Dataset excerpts
#####

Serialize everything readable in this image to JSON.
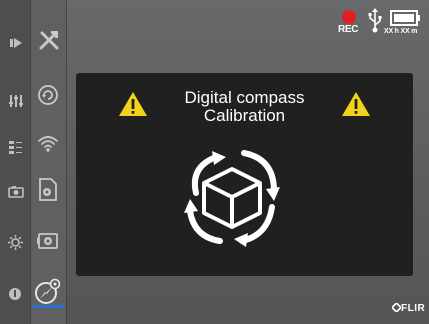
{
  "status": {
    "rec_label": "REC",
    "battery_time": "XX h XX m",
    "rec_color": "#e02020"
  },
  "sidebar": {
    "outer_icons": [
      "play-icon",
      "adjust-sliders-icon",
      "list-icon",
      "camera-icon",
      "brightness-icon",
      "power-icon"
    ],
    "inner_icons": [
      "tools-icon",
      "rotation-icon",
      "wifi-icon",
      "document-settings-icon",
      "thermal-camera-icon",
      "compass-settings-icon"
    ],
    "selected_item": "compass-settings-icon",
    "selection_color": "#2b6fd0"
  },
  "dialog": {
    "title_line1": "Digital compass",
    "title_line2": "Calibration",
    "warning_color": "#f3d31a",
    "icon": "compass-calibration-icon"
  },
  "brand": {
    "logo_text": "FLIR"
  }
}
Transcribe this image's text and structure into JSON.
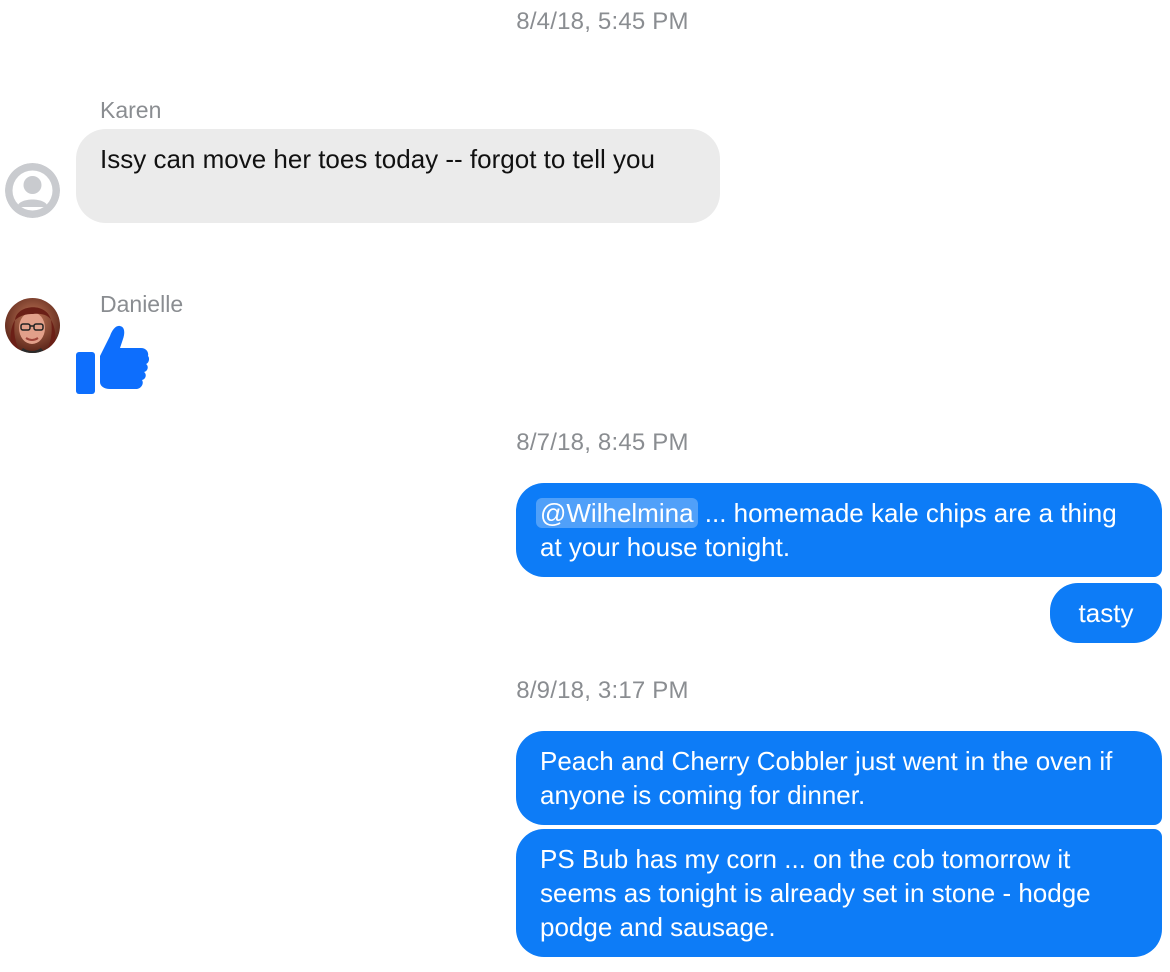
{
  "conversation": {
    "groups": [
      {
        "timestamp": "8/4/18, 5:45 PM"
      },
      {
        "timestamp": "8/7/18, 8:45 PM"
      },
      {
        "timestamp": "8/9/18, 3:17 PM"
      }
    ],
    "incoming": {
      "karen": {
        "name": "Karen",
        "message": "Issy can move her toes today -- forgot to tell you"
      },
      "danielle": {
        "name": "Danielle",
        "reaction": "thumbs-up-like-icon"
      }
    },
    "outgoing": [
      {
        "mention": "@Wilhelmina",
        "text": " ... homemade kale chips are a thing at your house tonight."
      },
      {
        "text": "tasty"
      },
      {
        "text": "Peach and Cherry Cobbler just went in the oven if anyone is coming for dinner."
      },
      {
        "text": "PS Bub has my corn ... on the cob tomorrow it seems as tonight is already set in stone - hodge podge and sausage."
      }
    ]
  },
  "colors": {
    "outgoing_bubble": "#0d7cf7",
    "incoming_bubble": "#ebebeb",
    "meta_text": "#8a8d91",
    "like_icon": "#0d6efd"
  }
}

#####

**AIM:**
Excluding pictures, copy exactly the lines from the line containing "Transcribe this image's" through the last line of the data, inclusive.

**IN RESPONSE:**
Transcribe this image's text and structure into JSON.
{
  "conversation": {
    "groups": [
      {
        "timestamp": "8/4/18, 5:45 PM"
      },
      {
        "timestamp": "8/7/18, 8:45 PM"
      },
      {
        "timestamp": "8/9/18, 3:17 PM"
      }
    ],
    "incoming": {
      "karen": {
        "name": "Karen",
        "message": "Issy can move her toes today -- forgot to tell you"
      },
      "danielle": {
        "name": "Danielle",
        "reaction": "thumbs-up-like-icon"
      }
    },
    "outgoing": [
      {
        "mention": "@Wilhelmina",
        "text": " ... homemade kale chips are a thing at your house tonight."
      },
      {
        "text": "tasty"
      },
      {
        "text": "Peach and Cherry Cobbler just went in the oven if anyone is coming for dinner."
      },
      {
        "text": "PS Bub has my corn ... on the cob tomorrow it seems as tonight is already set in stone - hodge podge and sausage."
      }
    ]
  },
  "colors": {
    "outgoing_bubble": "#0d7cf7",
    "incoming_bubble": "#ebebeb",
    "meta_text": "#8a8d91",
    "like_icon": "#0d6efd"
  }
}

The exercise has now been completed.